#### Problem to work on:
Copy out all of the material exactly as presented.

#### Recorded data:
☆ ☆ ☆ ☆
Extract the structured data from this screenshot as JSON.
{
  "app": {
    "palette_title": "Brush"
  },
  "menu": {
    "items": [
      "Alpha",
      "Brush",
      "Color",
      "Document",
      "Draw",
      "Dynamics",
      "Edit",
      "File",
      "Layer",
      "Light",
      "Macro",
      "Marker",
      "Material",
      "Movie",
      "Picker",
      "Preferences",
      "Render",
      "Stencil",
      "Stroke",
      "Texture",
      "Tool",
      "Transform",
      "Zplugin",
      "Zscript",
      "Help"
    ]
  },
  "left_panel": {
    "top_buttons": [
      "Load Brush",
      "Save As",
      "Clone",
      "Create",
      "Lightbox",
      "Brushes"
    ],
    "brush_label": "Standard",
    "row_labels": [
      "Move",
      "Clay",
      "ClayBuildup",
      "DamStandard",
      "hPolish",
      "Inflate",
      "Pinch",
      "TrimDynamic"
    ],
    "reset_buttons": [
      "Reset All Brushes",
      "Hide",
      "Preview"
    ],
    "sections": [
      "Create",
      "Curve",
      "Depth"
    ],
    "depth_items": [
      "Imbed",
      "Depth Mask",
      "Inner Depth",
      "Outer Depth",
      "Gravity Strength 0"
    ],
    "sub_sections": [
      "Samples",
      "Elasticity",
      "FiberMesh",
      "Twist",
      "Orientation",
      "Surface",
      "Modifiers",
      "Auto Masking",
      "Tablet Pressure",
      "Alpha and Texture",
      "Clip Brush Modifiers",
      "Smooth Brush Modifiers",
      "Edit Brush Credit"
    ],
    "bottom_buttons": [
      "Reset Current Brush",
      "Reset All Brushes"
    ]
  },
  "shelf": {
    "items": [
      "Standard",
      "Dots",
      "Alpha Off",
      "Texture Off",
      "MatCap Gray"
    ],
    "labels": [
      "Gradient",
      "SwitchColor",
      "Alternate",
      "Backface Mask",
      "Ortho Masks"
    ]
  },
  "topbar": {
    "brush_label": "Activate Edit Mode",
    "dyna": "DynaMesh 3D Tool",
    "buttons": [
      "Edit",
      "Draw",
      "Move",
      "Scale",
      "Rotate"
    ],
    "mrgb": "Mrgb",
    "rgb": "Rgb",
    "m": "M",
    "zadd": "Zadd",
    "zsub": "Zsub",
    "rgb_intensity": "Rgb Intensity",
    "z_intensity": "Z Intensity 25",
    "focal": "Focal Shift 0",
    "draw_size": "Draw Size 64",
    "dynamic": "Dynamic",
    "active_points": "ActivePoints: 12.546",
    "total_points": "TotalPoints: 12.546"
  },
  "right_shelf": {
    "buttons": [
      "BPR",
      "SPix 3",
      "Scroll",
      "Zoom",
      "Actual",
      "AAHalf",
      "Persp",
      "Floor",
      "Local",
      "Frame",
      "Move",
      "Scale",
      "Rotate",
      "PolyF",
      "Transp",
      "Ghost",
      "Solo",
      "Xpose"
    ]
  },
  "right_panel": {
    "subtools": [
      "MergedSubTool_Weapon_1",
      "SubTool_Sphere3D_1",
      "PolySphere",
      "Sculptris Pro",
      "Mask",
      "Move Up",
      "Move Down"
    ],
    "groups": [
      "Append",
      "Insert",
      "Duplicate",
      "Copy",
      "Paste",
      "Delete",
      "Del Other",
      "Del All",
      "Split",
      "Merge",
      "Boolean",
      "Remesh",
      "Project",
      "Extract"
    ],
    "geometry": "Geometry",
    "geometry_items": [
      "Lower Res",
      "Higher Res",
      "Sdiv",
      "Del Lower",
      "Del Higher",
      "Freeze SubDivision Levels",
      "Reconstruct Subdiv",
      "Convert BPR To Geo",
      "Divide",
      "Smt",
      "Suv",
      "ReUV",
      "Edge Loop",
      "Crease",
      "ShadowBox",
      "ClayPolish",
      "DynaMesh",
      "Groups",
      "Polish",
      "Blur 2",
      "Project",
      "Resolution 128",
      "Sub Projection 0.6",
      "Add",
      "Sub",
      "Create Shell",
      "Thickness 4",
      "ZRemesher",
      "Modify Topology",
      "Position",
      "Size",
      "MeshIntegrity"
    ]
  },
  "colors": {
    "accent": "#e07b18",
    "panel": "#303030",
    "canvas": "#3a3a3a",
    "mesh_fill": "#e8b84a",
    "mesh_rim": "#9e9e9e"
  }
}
☆ ☆ ☆ ☆
#### Right answer:
Extract the structured data from this screenshot as JSON.
{
  "app": {
    "palette_title": "Brush"
  },
  "menu": {
    "items": [
      "Alpha",
      "Brush",
      "Color",
      "Document",
      "Draw",
      "Dynamics",
      "Edit",
      "File",
      "Layer",
      "Light",
      "Macro",
      "Marker",
      "Material",
      "Movie",
      "Picker",
      "Preferences",
      "Render",
      "Stencil",
      "Stroke",
      "Texture",
      "Tool",
      "Transform",
      "Zplugin",
      "Zscript",
      "Help"
    ]
  },
  "left_panel": {
    "top_buttons": [
      "Load Brush",
      "Save As",
      "Clone",
      "Create",
      "Lightbox",
      "Brushes"
    ],
    "brush_label": "Standard",
    "row_labels": [
      "Move",
      "Clay",
      "ClayBuildup",
      "DamStandard",
      "hPolish",
      "Inflate",
      "Pinch",
      "TrimDynamic"
    ],
    "reset_buttons": [
      "Reset All Brushes",
      "Hide",
      "Preview"
    ],
    "sections": [
      "Create",
      "Curve",
      "Depth"
    ],
    "depth_items": [
      "Imbed",
      "Depth Mask",
      "Inner Depth",
      "Outer Depth",
      "Gravity Strength 0"
    ],
    "sub_sections": [
      "Samples",
      "Elasticity",
      "FiberMesh",
      "Twist",
      "Orientation",
      "Surface",
      "Modifiers",
      "Auto Masking",
      "Tablet Pressure",
      "Alpha and Texture",
      "Clip Brush Modifiers",
      "Smooth Brush Modifiers",
      "Edit Brush Credit"
    ],
    "bottom_buttons": [
      "Reset Current Brush",
      "Reset All Brushes"
    ]
  },
  "shelf": {
    "items": [
      "Standard",
      "Dots",
      "Alpha Off",
      "Texture Off",
      "MatCap Gray"
    ],
    "labels": [
      "Gradient",
      "SwitchColor",
      "Alternate",
      "Backface Mask",
      "Ortho Masks"
    ]
  },
  "topbar": {
    "brush_label": "Activate Edit Mode",
    "dyna": "DynaMesh 3D Tool",
    "buttons": [
      "Edit",
      "Draw",
      "Move",
      "Scale",
      "Rotate"
    ],
    "mrgb": "Mrgb",
    "rgb": "Rgb",
    "m": "M",
    "zadd": "Zadd",
    "zsub": "Zsub",
    "rgb_intensity": "Rgb Intensity",
    "z_intensity": "Z Intensity 25",
    "focal": "Focal Shift 0",
    "draw_size": "Draw Size 64",
    "dynamic": "Dynamic",
    "active_points": "ActivePoints: 12.546",
    "total_points": "TotalPoints: 12.546"
  },
  "right_shelf": {
    "buttons": [
      "BPR",
      "SPix 3",
      "Scroll",
      "Zoom",
      "Actual",
      "AAHalf",
      "Persp",
      "Floor",
      "Local",
      "Frame",
      "Move",
      "Scale",
      "Rotate",
      "PolyF",
      "Transp",
      "Ghost",
      "Solo",
      "Xpose"
    ]
  },
  "right_panel": {
    "subtools": [
      "MergedSubTool_Weapon_1",
      "SubTool_Sphere3D_1",
      "PolySphere",
      "Sculptris Pro",
      "Mask",
      "Move Up",
      "Move Down"
    ],
    "groups": [
      "Append",
      "Insert",
      "Duplicate",
      "Copy",
      "Paste",
      "Delete",
      "Del Other",
      "Del All",
      "Split",
      "Merge",
      "Boolean",
      "Remesh",
      "Project",
      "Extract"
    ],
    "geometry": "Geometry",
    "geometry_items": [
      "Lower Res",
      "Higher Res",
      "Sdiv",
      "Del Lower",
      "Del Higher",
      "Freeze SubDivision Levels",
      "Reconstruct Subdiv",
      "Convert BPR To Geo",
      "Divide",
      "Smt",
      "Suv",
      "ReUV",
      "Edge Loop",
      "Crease",
      "ShadowBox",
      "ClayPolish",
      "DynaMesh",
      "Groups",
      "Polish",
      "Blur 2",
      "Project",
      "Resolution 128",
      "Sub Projection 0.6",
      "Add",
      "Sub",
      "Create Shell",
      "Thickness 4",
      "ZRemesher",
      "Modify Topology",
      "Position",
      "Size",
      "MeshIntegrity"
    ]
  },
  "colors": {
    "accent": "#e07b18",
    "panel": "#303030",
    "canvas": "#3a3a3a",
    "mesh_fill": "#e8b84a",
    "mesh_rim": "#9e9e9e"
  }
}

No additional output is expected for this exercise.